— start of Information shown —

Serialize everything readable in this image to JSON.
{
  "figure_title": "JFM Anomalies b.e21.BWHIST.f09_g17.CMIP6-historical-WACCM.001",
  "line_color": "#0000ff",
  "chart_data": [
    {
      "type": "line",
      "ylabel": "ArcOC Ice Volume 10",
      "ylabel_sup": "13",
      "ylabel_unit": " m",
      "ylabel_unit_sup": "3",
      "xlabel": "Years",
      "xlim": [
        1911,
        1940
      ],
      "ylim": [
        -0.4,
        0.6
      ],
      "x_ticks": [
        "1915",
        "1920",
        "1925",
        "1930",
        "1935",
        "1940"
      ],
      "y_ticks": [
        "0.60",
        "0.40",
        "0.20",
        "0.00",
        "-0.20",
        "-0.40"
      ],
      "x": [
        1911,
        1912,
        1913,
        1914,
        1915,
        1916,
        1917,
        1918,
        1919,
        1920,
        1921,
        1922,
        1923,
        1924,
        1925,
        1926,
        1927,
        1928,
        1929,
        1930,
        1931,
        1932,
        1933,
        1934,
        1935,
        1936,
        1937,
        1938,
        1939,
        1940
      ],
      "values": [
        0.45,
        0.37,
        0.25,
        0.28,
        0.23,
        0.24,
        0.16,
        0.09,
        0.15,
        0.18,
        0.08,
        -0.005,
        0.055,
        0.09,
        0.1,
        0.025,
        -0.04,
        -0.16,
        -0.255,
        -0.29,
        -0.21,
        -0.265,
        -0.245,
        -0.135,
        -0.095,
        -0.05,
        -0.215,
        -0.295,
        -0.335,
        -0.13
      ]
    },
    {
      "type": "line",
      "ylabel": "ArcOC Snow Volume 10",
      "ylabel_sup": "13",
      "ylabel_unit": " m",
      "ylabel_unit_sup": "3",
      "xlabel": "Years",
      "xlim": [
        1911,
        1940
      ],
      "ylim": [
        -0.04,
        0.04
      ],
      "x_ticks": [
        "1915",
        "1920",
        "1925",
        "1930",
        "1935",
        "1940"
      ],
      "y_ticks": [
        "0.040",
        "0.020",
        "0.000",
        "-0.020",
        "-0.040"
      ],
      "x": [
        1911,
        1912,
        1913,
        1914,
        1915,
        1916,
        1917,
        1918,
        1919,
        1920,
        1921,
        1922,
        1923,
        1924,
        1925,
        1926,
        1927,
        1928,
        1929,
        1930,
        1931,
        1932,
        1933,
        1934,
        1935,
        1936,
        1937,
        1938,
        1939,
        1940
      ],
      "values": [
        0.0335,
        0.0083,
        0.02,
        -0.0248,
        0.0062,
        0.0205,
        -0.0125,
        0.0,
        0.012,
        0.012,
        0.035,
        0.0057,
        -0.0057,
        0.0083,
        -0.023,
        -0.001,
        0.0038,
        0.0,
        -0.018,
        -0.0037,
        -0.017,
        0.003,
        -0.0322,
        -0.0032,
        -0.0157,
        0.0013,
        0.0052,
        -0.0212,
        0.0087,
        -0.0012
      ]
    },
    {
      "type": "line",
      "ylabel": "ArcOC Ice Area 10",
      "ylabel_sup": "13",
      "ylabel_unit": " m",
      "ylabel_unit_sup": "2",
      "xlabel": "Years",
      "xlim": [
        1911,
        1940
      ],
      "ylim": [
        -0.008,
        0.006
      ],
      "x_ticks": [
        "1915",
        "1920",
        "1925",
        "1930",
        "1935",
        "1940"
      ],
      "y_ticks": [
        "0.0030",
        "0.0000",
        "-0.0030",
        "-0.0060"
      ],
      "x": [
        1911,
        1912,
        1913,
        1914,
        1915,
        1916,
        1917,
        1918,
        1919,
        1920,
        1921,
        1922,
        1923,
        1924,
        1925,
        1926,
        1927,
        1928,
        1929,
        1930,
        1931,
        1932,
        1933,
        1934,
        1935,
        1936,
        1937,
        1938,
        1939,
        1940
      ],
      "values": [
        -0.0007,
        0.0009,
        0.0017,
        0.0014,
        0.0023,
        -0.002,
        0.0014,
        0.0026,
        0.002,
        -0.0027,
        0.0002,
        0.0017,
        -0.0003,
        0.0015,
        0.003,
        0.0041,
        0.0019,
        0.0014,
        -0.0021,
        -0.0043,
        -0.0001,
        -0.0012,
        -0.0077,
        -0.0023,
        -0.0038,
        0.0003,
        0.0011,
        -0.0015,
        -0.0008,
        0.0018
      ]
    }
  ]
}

— end of Information shown —

* **What to work on**:
Print every record exactly as it was given.

* **Finished exercise**:
Serialize everything readable in this image to JSON.
{
  "figure_title": "JFM Anomalies b.e21.BWHIST.f09_g17.CMIP6-historical-WACCM.001",
  "line_color": "#0000ff",
  "chart_data": [
    {
      "type": "line",
      "ylabel": "ArcOC Ice Volume 10",
      "ylabel_sup": "13",
      "ylabel_unit": " m",
      "ylabel_unit_sup": "3",
      "xlabel": "Years",
      "xlim": [
        1911,
        1940
      ],
      "ylim": [
        -0.4,
        0.6
      ],
      "x_ticks": [
        "1915",
        "1920",
        "1925",
        "1930",
        "1935",
        "1940"
      ],
      "y_ticks": [
        "0.60",
        "0.40",
        "0.20",
        "0.00",
        "-0.20",
        "-0.40"
      ],
      "x": [
        1911,
        1912,
        1913,
        1914,
        1915,
        1916,
        1917,
        1918,
        1919,
        1920,
        1921,
        1922,
        1923,
        1924,
        1925,
        1926,
        1927,
        1928,
        1929,
        1930,
        1931,
        1932,
        1933,
        1934,
        1935,
        1936,
        1937,
        1938,
        1939,
        1940
      ],
      "values": [
        0.45,
        0.37,
        0.25,
        0.28,
        0.23,
        0.24,
        0.16,
        0.09,
        0.15,
        0.18,
        0.08,
        -0.005,
        0.055,
        0.09,
        0.1,
        0.025,
        -0.04,
        -0.16,
        -0.255,
        -0.29,
        -0.21,
        -0.265,
        -0.245,
        -0.135,
        -0.095,
        -0.05,
        -0.215,
        -0.295,
        -0.335,
        -0.13
      ]
    },
    {
      "type": "line",
      "ylabel": "ArcOC Snow Volume 10",
      "ylabel_sup": "13",
      "ylabel_unit": " m",
      "ylabel_unit_sup": "3",
      "xlabel": "Years",
      "xlim": [
        1911,
        1940
      ],
      "ylim": [
        -0.04,
        0.04
      ],
      "x_ticks": [
        "1915",
        "1920",
        "1925",
        "1930",
        "1935",
        "1940"
      ],
      "y_ticks": [
        "0.040",
        "0.020",
        "0.000",
        "-0.020",
        "-0.040"
      ],
      "x": [
        1911,
        1912,
        1913,
        1914,
        1915,
        1916,
        1917,
        1918,
        1919,
        1920,
        1921,
        1922,
        1923,
        1924,
        1925,
        1926,
        1927,
        1928,
        1929,
        1930,
        1931,
        1932,
        1933,
        1934,
        1935,
        1936,
        1937,
        1938,
        1939,
        1940
      ],
      "values": [
        0.0335,
        0.0083,
        0.02,
        -0.0248,
        0.0062,
        0.0205,
        -0.0125,
        0.0,
        0.012,
        0.012,
        0.035,
        0.0057,
        -0.0057,
        0.0083,
        -0.023,
        -0.001,
        0.0038,
        0.0,
        -0.018,
        -0.0037,
        -0.017,
        0.003,
        -0.0322,
        -0.0032,
        -0.0157,
        0.0013,
        0.0052,
        -0.0212,
        0.0087,
        -0.0012
      ]
    },
    {
      "type": "line",
      "ylabel": "ArcOC Ice Area 10",
      "ylabel_sup": "13",
      "ylabel_unit": " m",
      "ylabel_unit_sup": "2",
      "xlabel": "Years",
      "xlim": [
        1911,
        1940
      ],
      "ylim": [
        -0.008,
        0.006
      ],
      "x_ticks": [
        "1915",
        "1920",
        "1925",
        "1930",
        "1935",
        "1940"
      ],
      "y_ticks": [
        "0.0030",
        "0.0000",
        "-0.0030",
        "-0.0060"
      ],
      "x": [
        1911,
        1912,
        1913,
        1914,
        1915,
        1916,
        1917,
        1918,
        1919,
        1920,
        1921,
        1922,
        1923,
        1924,
        1925,
        1926,
        1927,
        1928,
        1929,
        1930,
        1931,
        1932,
        1933,
        1934,
        1935,
        1936,
        1937,
        1938,
        1939,
        1940
      ],
      "values": [
        -0.0007,
        0.0009,
        0.0017,
        0.0014,
        0.0023,
        -0.002,
        0.0014,
        0.0026,
        0.002,
        -0.0027,
        0.0002,
        0.0017,
        -0.0003,
        0.0015,
        0.003,
        0.0041,
        0.0019,
        0.0014,
        -0.0021,
        -0.0043,
        -0.0001,
        -0.0012,
        -0.0077,
        -0.0023,
        -0.0038,
        0.0003,
        0.0011,
        -0.0015,
        -0.0008,
        0.0018
      ]
    }
  ]
}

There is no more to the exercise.